Everything in the listing should be restated word for word.

[BEGIN]

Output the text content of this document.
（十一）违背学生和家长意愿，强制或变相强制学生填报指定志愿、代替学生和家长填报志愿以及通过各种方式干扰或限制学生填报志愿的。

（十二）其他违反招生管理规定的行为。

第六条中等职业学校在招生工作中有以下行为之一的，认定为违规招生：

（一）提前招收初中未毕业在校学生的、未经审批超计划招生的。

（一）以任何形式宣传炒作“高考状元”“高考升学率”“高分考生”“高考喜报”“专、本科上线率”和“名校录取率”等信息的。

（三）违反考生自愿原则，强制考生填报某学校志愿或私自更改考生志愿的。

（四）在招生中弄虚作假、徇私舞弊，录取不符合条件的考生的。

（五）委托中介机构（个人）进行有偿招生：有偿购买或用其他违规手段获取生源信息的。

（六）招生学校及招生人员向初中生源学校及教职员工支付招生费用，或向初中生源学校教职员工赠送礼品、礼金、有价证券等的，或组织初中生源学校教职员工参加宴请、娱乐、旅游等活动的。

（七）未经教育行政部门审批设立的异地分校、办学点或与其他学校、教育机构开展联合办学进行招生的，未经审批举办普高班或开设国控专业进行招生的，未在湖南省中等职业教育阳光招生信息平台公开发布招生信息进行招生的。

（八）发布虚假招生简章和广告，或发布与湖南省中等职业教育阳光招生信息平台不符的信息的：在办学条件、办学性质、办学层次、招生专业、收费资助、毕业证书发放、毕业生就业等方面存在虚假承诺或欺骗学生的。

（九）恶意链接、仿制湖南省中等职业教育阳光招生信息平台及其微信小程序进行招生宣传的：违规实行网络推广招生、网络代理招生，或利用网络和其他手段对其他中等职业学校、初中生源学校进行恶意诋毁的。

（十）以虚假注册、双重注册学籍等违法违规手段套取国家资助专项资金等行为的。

[END]

Complete output ->
Output the text content of this document.
（十一）违背学生和家长意愿，强制或变相强制学生填报指定志愿、代替学生和家长填报志愿以及通过各种方式干扰或限制学生填报志愿的。

（十二）其他违反招生管理规定的行为。

第六条中等职业学校在招生工作中有以下行为之一的，认定为违规招生：

（一）提前招收初中未毕业在校学生的、未经审批超计划招生的。

（一）以任何形式宣传炒作“高考状元”“高考升学率”“高分考生”“高考喜报”“专、本科上线率”和“名校录取率”等信息的。

（三）违反考生自愿原则，强制考生填报某学校志愿或私自更改考生志愿的。

（四）在招生中弄虚作假、徇私舞弊，录取不符合条件的考生的。

（五）委托中介机构（个人）进行有偿招生：有偿购买或用其他违规手段获取生源信息的。

（六）招生学校及招生人员向初中生源学校及教职员工支付招生费用，或向初中生源学校教职员工赠送礼品、礼金、有价证券等的，或组织初中生源学校教职员工参加宴请、娱乐、旅游等活动的。

（七）未经教育行政部门审批设立的异地分校、办学点或与其他学校、教育机构开展联合办学进行招生的，未经审批举办普高班或开设国控专业进行招生的，未在湖南省中等职业教育阳光招生信息平台公开发布招生信息进行招生的。

（八）发布虚假招生简章和广告，或发布与湖南省中等职业教育阳光招生信息平台不符的信息的：在办学条件、办学性质、办学层次、招生专业、收费资助、毕业证书发放、毕业生就业等方面存在虚假承诺或欺骗学生的。

（九）恶意链接、仿制湖南省中等职业教育阳光招生信息平台及其微信小程序进行招生宣传的：违规实行网络推广招生、网络代理招生，或利用网络和其他手段对其他中等职业学校、初中生源学校进行恶意诋毁的。

（十）以虚假注册、双重注册学籍等违法违规手段套取国家资助专项资金等行为的。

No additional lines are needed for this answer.